═════ DATA EXCERPTS

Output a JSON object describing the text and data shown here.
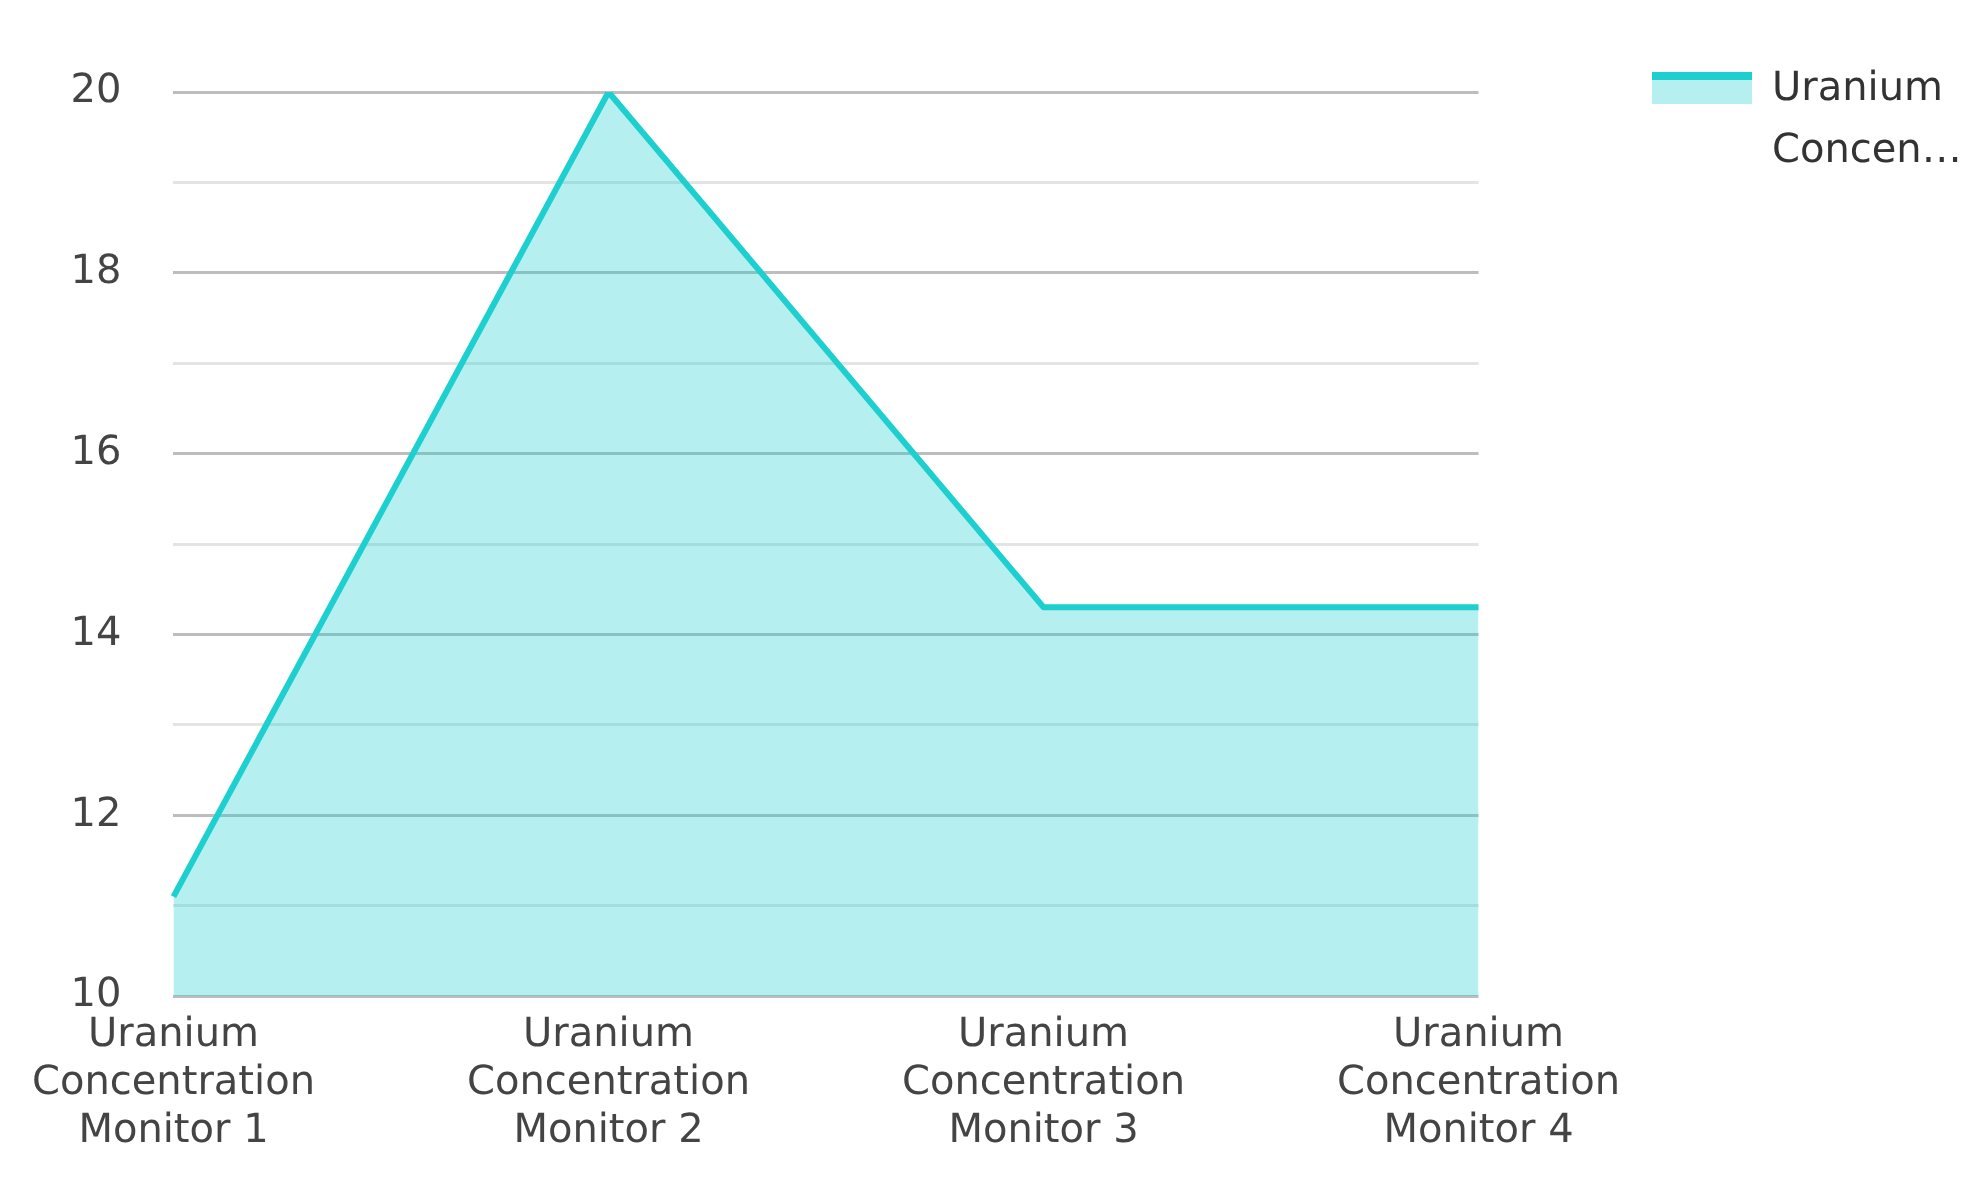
{
  "chart_data": {
    "type": "area",
    "categories": [
      "Uranium Concentration Monitor 1",
      "Uranium Concentration Monitor 2",
      "Uranium Concentration Monitor 3",
      "Uranium Concentration Monitor 4"
    ],
    "series": [
      {
        "name": "Uranium Concen…",
        "color": "#1dcfcf",
        "values": [
          11.1,
          20,
          14.3,
          14.3
        ]
      }
    ],
    "ylim": [
      10,
      20
    ],
    "yticks": [
      10,
      {
        "value": 11,
        "label": null
      },
      12,
      {
        "value": 13,
        "label": null
      },
      14,
      {
        "value": 15,
        "label": null
      },
      16,
      {
        "value": 17,
        "label": null
      },
      18,
      {
        "value": 19,
        "label": null
      },
      20
    ],
    "grid": "y",
    "legend": "top right",
    "marker": "none",
    "line_style": "solid"
  }
}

══════════

THE REQUEST: Repeat the records above exactly, omitting every picture.

ANSWER FOR THIS EXERCISE:
Output a JSON object describing the text and data shown here.
{
  "chart_data": {
    "type": "area",
    "categories": [
      "Uranium Concentration Monitor 1",
      "Uranium Concentration Monitor 2",
      "Uranium Concentration Monitor 3",
      "Uranium Concentration Monitor 4"
    ],
    "series": [
      {
        "name": "Uranium Concen…",
        "color": "#1dcfcf",
        "values": [
          11.1,
          20,
          14.3,
          14.3
        ]
      }
    ],
    "ylim": [
      10,
      20
    ],
    "yticks": [
      10,
      {
        "value": 11,
        "label": null
      },
      12,
      {
        "value": 13,
        "label": null
      },
      14,
      {
        "value": 15,
        "label": null
      },
      16,
      {
        "value": 17,
        "label": null
      },
      18,
      {
        "value": 19,
        "label": null
      },
      20
    ],
    "grid": "y",
    "legend": "top right",
    "marker": "none",
    "line_style": "solid"
  }
}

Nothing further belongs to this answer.